> **STATED TASK**:
Where a line holds the word "document", copy that line.

Collected data:
+===+

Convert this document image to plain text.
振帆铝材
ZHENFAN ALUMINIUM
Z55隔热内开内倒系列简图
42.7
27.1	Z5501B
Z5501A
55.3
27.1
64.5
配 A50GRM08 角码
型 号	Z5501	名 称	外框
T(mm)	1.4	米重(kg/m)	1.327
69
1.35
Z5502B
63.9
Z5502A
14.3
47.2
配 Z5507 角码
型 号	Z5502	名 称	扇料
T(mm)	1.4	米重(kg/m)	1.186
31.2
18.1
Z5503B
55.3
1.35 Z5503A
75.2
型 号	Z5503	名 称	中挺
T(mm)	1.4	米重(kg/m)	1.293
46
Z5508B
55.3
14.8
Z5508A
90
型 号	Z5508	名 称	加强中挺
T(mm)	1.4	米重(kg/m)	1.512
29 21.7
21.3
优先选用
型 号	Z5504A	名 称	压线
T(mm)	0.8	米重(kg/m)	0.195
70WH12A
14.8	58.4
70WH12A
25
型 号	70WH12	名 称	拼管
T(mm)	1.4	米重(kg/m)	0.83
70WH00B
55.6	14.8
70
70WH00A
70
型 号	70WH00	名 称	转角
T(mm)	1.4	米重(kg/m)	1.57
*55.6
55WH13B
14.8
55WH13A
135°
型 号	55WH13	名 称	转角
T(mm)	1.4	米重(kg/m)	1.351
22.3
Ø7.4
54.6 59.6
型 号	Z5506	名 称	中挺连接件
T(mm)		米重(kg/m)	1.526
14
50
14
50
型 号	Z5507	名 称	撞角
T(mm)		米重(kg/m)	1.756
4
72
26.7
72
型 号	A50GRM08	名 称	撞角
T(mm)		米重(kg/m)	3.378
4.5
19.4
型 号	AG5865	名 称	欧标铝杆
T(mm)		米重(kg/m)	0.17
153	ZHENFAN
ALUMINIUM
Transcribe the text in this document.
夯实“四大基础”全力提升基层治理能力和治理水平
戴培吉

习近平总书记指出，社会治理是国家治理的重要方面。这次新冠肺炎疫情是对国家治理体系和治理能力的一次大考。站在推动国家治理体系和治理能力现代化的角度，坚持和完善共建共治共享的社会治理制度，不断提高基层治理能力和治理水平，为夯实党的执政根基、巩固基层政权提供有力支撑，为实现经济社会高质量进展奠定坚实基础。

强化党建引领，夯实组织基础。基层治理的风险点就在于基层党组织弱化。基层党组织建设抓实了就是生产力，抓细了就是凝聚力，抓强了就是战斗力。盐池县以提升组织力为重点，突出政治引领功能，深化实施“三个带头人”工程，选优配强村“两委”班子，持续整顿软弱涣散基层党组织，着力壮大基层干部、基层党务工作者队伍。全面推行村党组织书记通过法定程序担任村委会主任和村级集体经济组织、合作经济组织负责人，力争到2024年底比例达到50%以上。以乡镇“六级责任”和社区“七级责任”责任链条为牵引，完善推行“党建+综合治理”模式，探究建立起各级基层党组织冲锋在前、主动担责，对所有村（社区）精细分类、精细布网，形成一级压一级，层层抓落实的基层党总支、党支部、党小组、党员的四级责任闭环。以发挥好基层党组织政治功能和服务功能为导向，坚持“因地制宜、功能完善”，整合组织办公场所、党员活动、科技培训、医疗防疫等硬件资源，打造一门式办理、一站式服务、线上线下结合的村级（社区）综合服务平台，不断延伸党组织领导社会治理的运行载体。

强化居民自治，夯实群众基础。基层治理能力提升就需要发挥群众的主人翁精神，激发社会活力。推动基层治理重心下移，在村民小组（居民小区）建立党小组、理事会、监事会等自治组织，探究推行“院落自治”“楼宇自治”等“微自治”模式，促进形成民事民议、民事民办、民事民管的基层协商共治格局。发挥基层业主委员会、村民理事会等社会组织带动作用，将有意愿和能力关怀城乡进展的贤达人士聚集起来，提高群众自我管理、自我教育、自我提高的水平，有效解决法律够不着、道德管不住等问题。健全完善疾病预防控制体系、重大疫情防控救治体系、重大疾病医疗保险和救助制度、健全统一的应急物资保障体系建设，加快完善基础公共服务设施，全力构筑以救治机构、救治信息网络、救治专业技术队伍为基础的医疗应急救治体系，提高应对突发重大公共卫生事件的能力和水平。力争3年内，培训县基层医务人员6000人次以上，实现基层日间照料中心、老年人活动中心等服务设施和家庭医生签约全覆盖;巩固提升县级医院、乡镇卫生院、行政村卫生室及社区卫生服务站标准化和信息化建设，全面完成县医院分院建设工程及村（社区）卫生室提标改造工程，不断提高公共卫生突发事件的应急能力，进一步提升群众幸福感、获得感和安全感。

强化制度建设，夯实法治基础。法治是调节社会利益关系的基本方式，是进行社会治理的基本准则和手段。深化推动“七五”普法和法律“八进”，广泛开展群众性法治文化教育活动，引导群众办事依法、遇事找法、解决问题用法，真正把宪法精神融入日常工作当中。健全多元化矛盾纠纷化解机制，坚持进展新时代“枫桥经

+===+

> **COMPLETED EXERCISE**:
Convert this document image to plain text.
Transcribe the text in this document.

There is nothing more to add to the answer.